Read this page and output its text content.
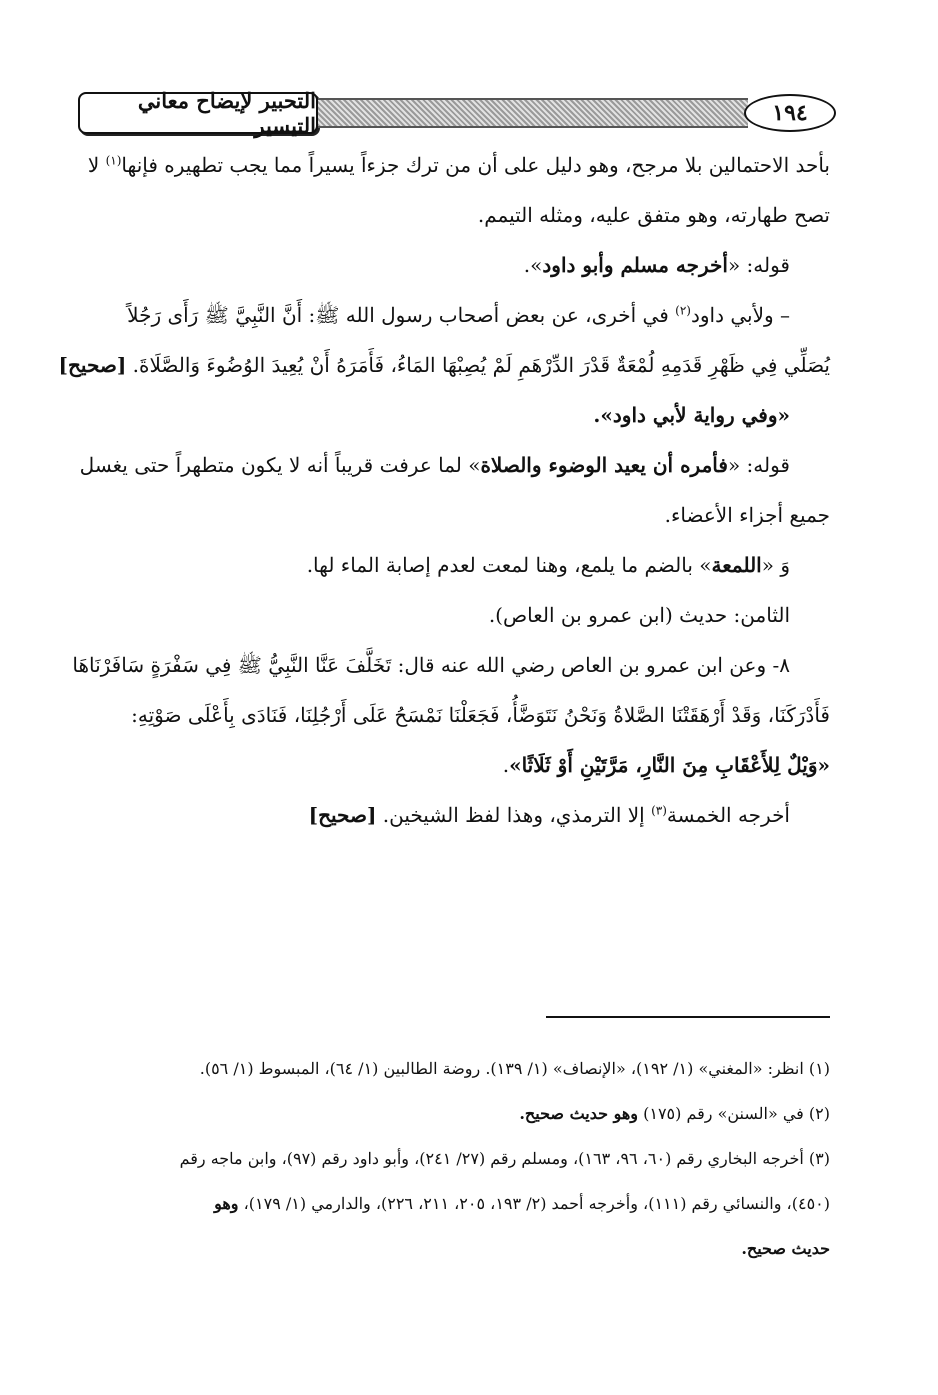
التحبير لإيضاح معاني التيسير	١٩٤
بأحد الاحتمالين بلا مرجح، وهو دليل على أن من ترك جزءاً يسيراً مما يجب تطهيره فإنها$^{(١)}$ لا
تصح طهارته، وهو متفق عليه، ومثله التيمم.
قوله: «أخرجه مسلم وأبو داود».
– ولأبي داود$^{(٢)}$ في أخرى، عن بعض أصحاب رسول الله ﷺ: أَنَّ النَّبِيَّ ﷺ رَأَى رَجُلاً
يُصَلِّي فِي ظَهْرِ قَدَمِهِ لُمْعَةٌ قَدْرَ الدِّرْهَمِ لَمْ يُصِبْهَا المَاءُ، فَأَمَرَهُ أَنْ يُعِيدَ الوُضُوءَ وَالصَّلَاةَ. [صحيح]
«وفي رواية لأبي داود».
قوله: «فأمره أن يعيد الوضوء والصلاة» لما عرفت قريباً أنه لا يكون متطهراً حتى يغسل
جميع أجزاء الأعضاء.
وَ «اللمعة» بالضم ما يلمع، وهنا لمعت لعدم إصابة الماء لها.
الثامن: حديث (ابن عمرو بن العاص).
٨- وعن ابن عمرو بن العاص رضي الله عنه قال: تَخَلَّفَ عَنَّا النَّبِيُّ ﷺ فِي سَفْرَةٍ سَافَرْنَاهَا
فَأَدْرَكَنَا، وَقَدْ أَرْهَقَتْنَا الصَّلاةُ وَنَحْنُ نَتَوَضَّأُ، فَجَعَلْنَا نَمْسَحُ عَلَى أَرْجُلِنَا، فَنَادَى بِأَعْلَى صَوْتِهِ:
«وَيْلٌ لِلأَعْقَابِ مِنَ النَّارِ، مَرَّتَيْنِ أَوْ ثَلَاثًا».
أخرجه الخمسة$^{(٣)}$ إلا الترمذي، وهذا لفظ الشيخين. [صحيح]
(١) انظر: «المغني» (١/ ١٩٢)، «الإنصاف» (١/ ١٣٩). روضة الطالبين (١/ ٦٤)، المبسوط (١/ ٥٦).
(٢) في «السنن» رقم (١٧٥) وهو حديث صحيح.
(٣) أخرجه البخاري رقم (٦٠، ٩٦، ١٦٣)، ومسلم رقم (٢٧/ ٢٤١)، وأبو داود رقم (٩٧)، وابن ماجه رقم
(٤٥٠)، والنسائي رقم (١١١)، وأخرجه أحمد (٢/ ١٩٣، ٢٠٥، ٢١١، ٢٢٦)، والدارمي (١/ ١٧٩)، وهو
حديث صحيح.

(Goal of the exercise)
Give only the number of lines above that hold the string "العاص".

(Solution for this task)
2